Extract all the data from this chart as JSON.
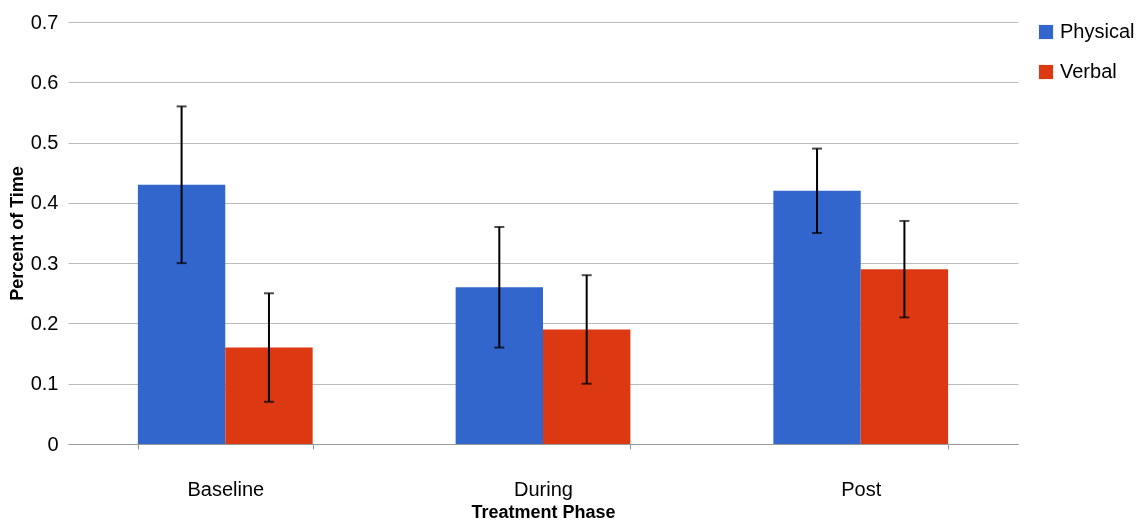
{
  "chart_data": {
    "type": "bar",
    "xlabel": "Treatment Phase",
    "ylabel": "Percent of Time",
    "categories": [
      "Baseline",
      "During",
      "Post"
    ],
    "series": [
      {
        "name": "Physical",
        "color": "#3366cc",
        "values": [
          0.43,
          0.26,
          0.42
        ],
        "errors": [
          [
            0.3,
            0.56
          ],
          [
            0.16,
            0.36
          ],
          [
            0.35,
            0.49
          ]
        ]
      },
      {
        "name": "Verbal",
        "color": "#dc3912",
        "values": [
          0.16,
          0.19,
          0.29
        ],
        "errors": [
          [
            0.07,
            0.25
          ],
          [
            0.1,
            0.28
          ],
          [
            0.21,
            0.37
          ]
        ]
      }
    ],
    "ylim": [
      0,
      0.7
    ],
    "yticks": [
      0,
      0.1,
      0.2,
      0.3,
      0.4,
      0.5,
      0.6,
      0.7
    ],
    "grid": "y",
    "legend": "top right"
  }
}
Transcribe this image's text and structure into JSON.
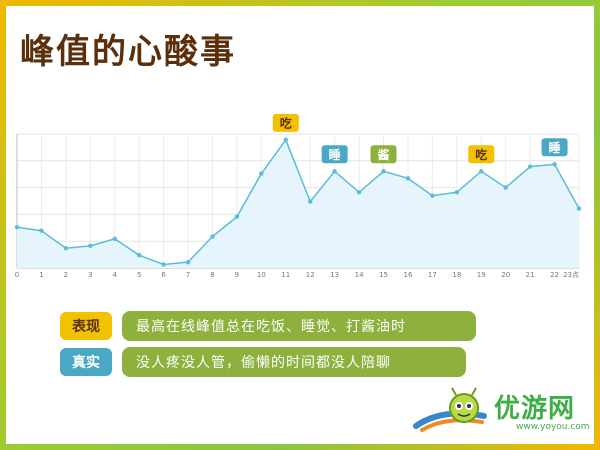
{
  "page": {
    "title": "峰值的心酸事"
  },
  "chart_data": {
    "type": "line",
    "x": [
      0,
      1,
      2,
      3,
      4,
      5,
      6,
      7,
      8,
      9,
      10,
      11,
      12,
      13,
      14,
      15,
      16,
      17,
      18,
      19,
      20,
      21,
      22,
      23
    ],
    "x_tick_labels": [
      "0",
      "1",
      "2",
      "3",
      "4",
      "5",
      "6",
      "7",
      "8",
      "9",
      "10",
      "11",
      "12",
      "13",
      "14",
      "15",
      "16",
      "17",
      "18",
      "19",
      "20",
      "21",
      "22",
      "23点"
    ],
    "values": [
      35,
      32,
      17,
      19,
      25,
      11,
      3,
      5,
      27,
      44,
      81,
      110,
      57,
      83,
      65,
      83,
      77,
      62,
      65,
      83,
      69,
      87,
      89,
      51
    ],
    "ylim": [
      0,
      115
    ],
    "grid": true,
    "color": "#5bbcd9",
    "fill": "#e6f5fb",
    "annotations": [
      {
        "x": 11,
        "label": "吃",
        "color": "#f2c200"
      },
      {
        "x": 13,
        "label": "睡",
        "color": "#4aa8c4"
      },
      {
        "x": 15,
        "label": "酱",
        "color": "#8db13c"
      },
      {
        "x": 19,
        "label": "吃",
        "color": "#f2c200"
      },
      {
        "x": 22,
        "label": "睡",
        "color": "#4aa8c4"
      }
    ]
  },
  "legend_rows": [
    {
      "tag": "表现",
      "tag_bg": "#f2c200",
      "tag_color": "#5a2f0c",
      "text": "最高在线峰值总在吃饭、睡觉、打酱油时"
    },
    {
      "tag": "真实",
      "tag_bg": "#4aa8c4",
      "tag_color": "#ffffff",
      "text": "没人疼没人管，偷懒的时间都没人陪聊"
    }
  ],
  "logo": {
    "name": "优游网",
    "url": "www.yoyou.com"
  }
}
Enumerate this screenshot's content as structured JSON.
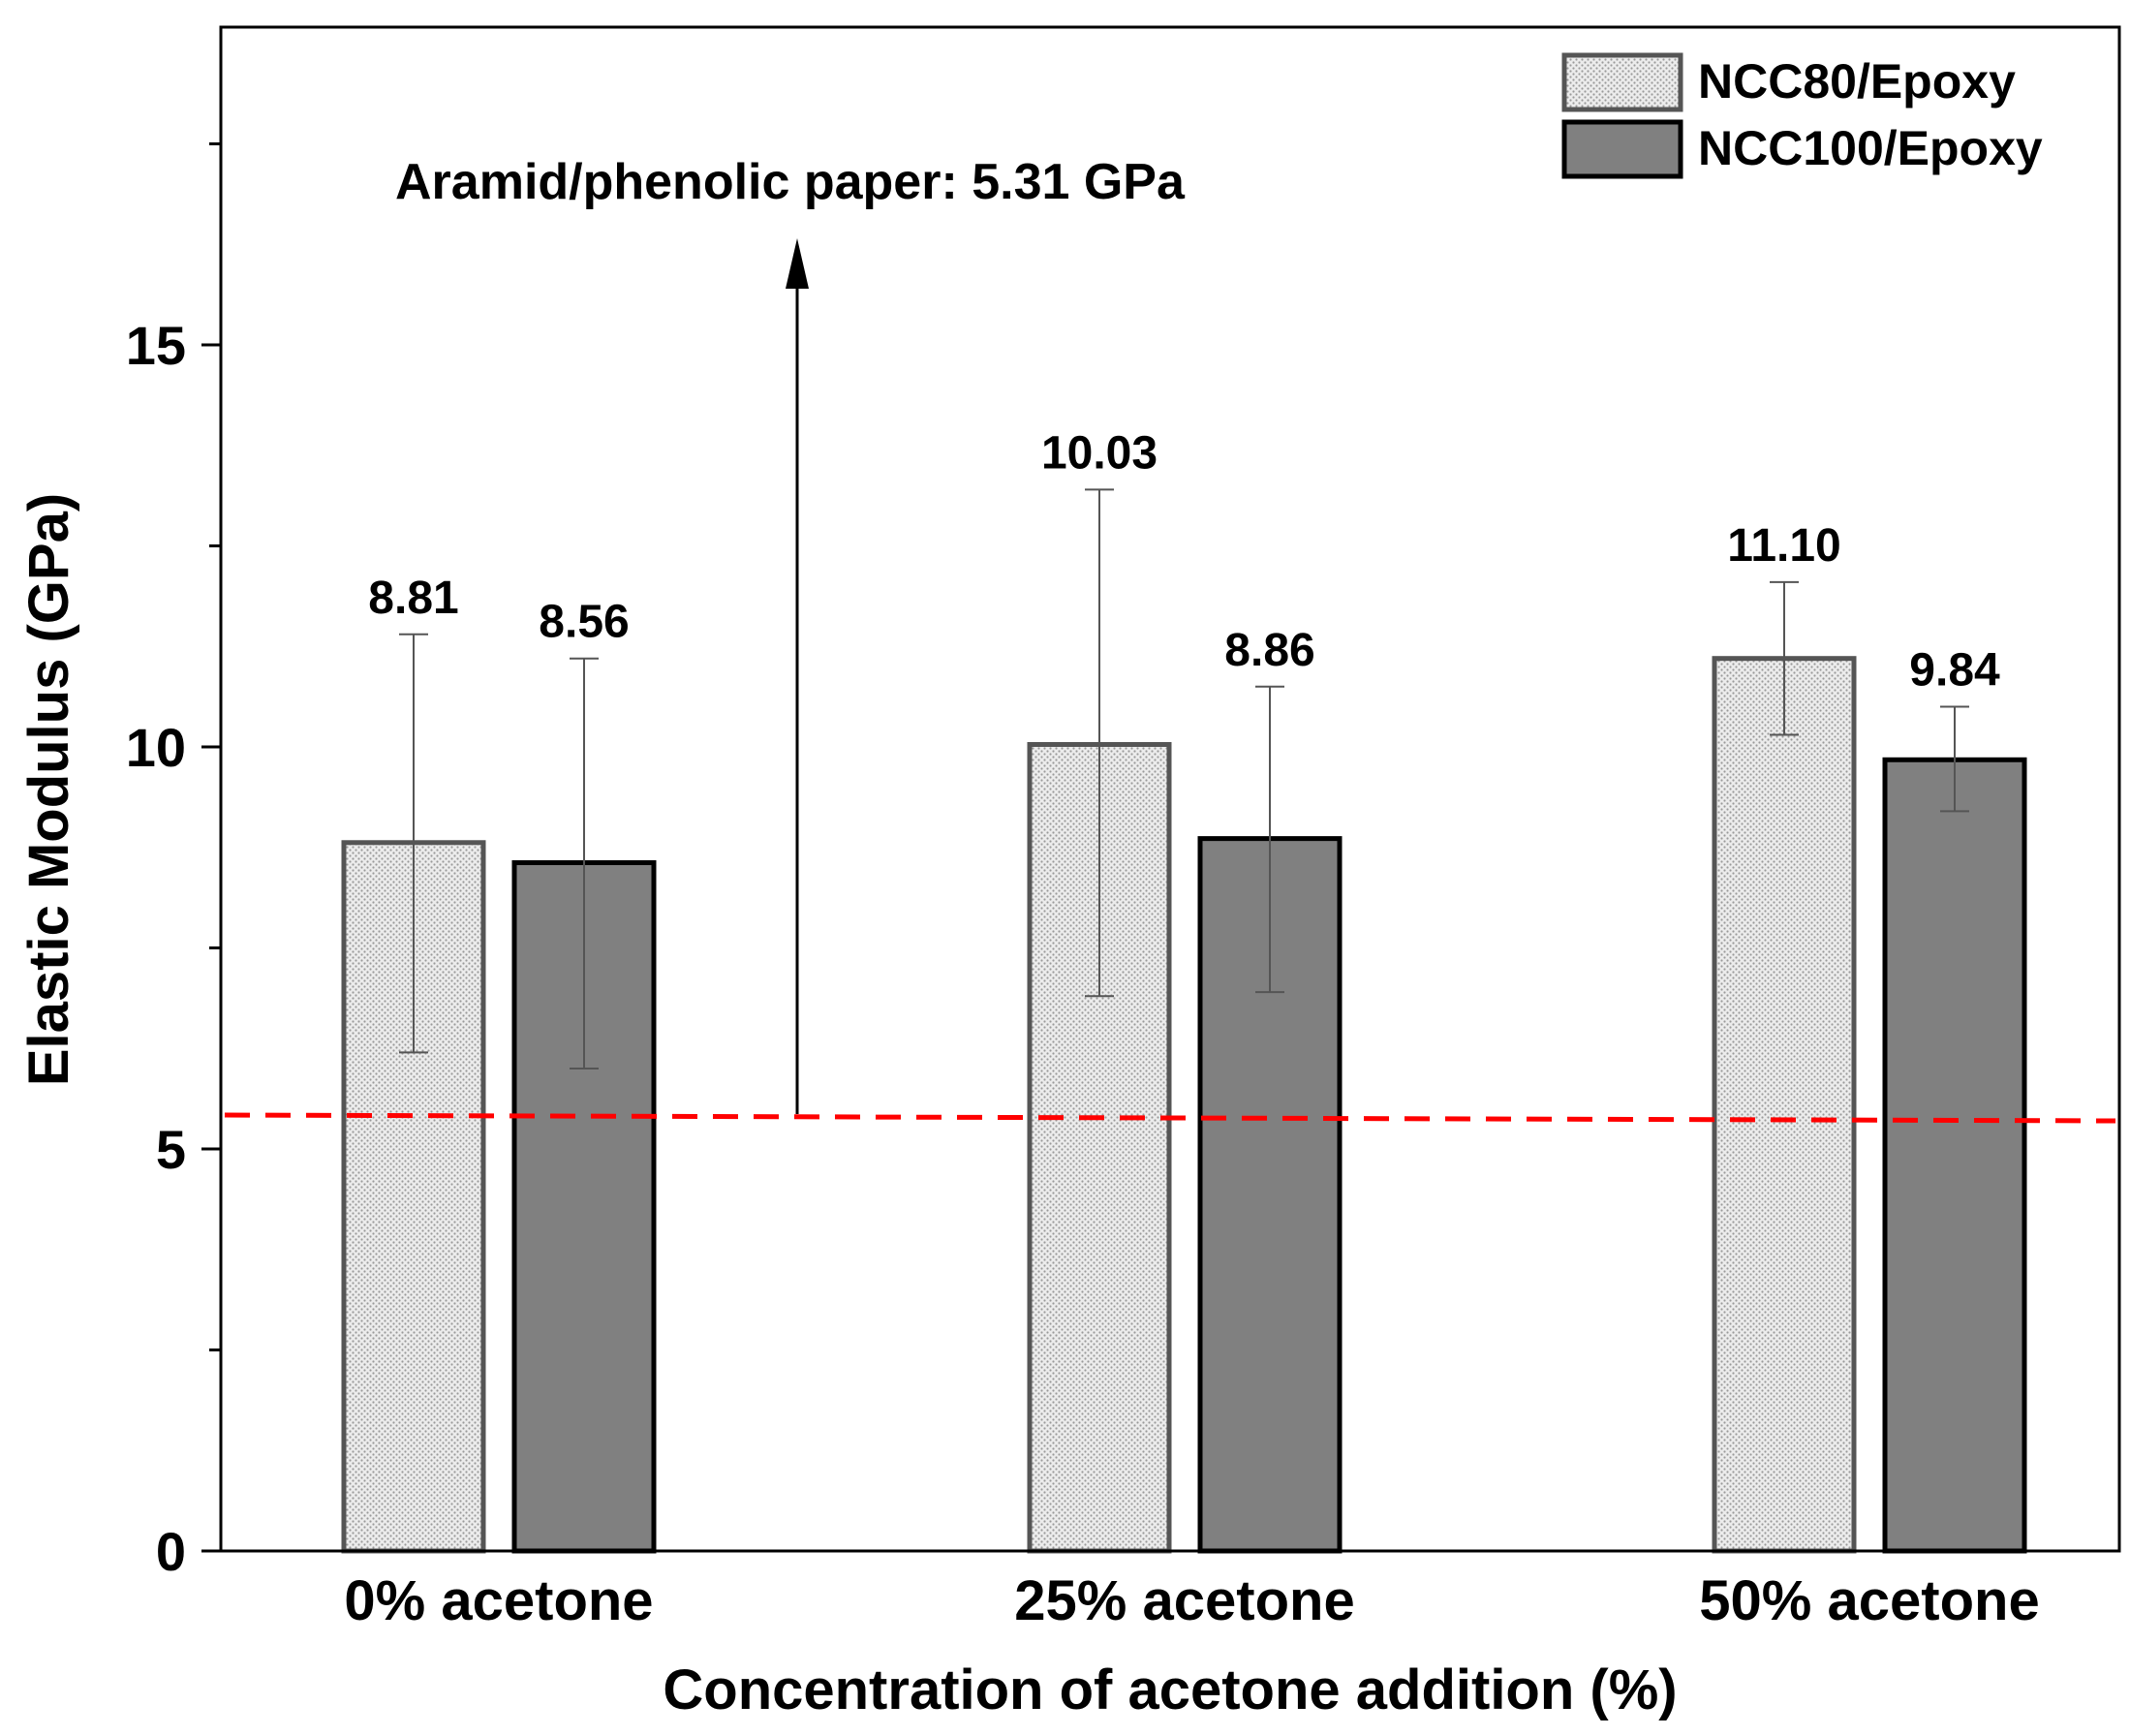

= = =

# EXERCISE DETAILS
Print every entry above again without changing a word, and omit the pictures.

# RESULT OF THIS EXERCISE
Extract all the data from this chart as JSON.
{
  "chart_data": {
    "type": "bar",
    "xlabel": "Treatment Phase",
    "ylabel": "Percent of Time",
    "categories": [
      "Baseline",
      "During",
      "Post"
    ],
    "series": [
      {
        "name": "Physical",
        "color": "#3366cc",
        "values": [
          0.43,
          0.26,
          0.42
        ],
        "errors": [
          [
            0.3,
            0.56
          ],
          [
            0.16,
            0.36
          ],
          [
            0.35,
            0.49
          ]
        ]
      },
      {
        "name": "Verbal",
        "color": "#dc3912",
        "values": [
          0.16,
          0.19,
          0.29
        ],
        "errors": [
          [
            0.07,
            0.25
          ],
          [
            0.1,
            0.28
          ],
          [
            0.21,
            0.37
          ]
        ]
      }
    ],
    "ylim": [
      0,
      0.7
    ],
    "yticks": [
      0,
      0.1,
      0.2,
      0.3,
      0.4,
      0.5,
      0.6,
      0.7
    ],
    "grid": "y",
    "legend": "top right"
  }
}
Transcribe this image's text and structure into JSON.
{
  "page": {
    "title": "峰值的心酸事"
  },
  "chart_data": {
    "type": "line",
    "x": [
      0,
      1,
      2,
      3,
      4,
      5,
      6,
      7,
      8,
      9,
      10,
      11,
      12,
      13,
      14,
      15,
      16,
      17,
      18,
      19,
      20,
      21,
      22,
      23
    ],
    "x_tick_labels": [
      "0",
      "1",
      "2",
      "3",
      "4",
      "5",
      "6",
      "7",
      "8",
      "9",
      "10",
      "11",
      "12",
      "13",
      "14",
      "15",
      "16",
      "17",
      "18",
      "19",
      "20",
      "21",
      "22",
      "23点"
    ],
    "values": [
      35,
      32,
      17,
      19,
      25,
      11,
      3,
      5,
      27,
      44,
      81,
      110,
      57,
      83,
      65,
      83,
      77,
      62,
      65,
      83,
      69,
      87,
      89,
      51
    ],
    "ylim": [
      0,
      115
    ],
    "grid": true,
    "color": "#5bbcd9",
    "fill": "#e6f5fb",
    "annotations": [
      {
        "x": 11,
        "label": "吃",
        "color": "#f2c200"
      },
      {
        "x": 13,
        "label": "睡",
        "color": "#4aa8c4"
      },
      {
        "x": 15,
        "label": "酱",
        "color": "#8db13c"
      },
      {
        "x": 19,
        "label": "吃",
        "color": "#f2c200"
      },
      {
        "x": 22,
        "label": "睡",
        "color": "#4aa8c4"
      }
    ]
  },
  "legend_rows": [
    {
      "tag": "表现",
      "tag_bg": "#f2c200",
      "tag_color": "#5a2f0c",
      "text": "最高在线峰值总在吃饭、睡觉、打酱油时"
    },
    {
      "tag": "真实",
      "tag_bg": "#4aa8c4",
      "tag_color": "#ffffff",
      "text": "没人疼没人管，偷懒的时间都没人陪聊"
    }
  ],
  "logo": {
    "name": "优游网",
    "url": "www.yoyou.com"
  }
}
Enumerate this screenshot's content as structured JSON.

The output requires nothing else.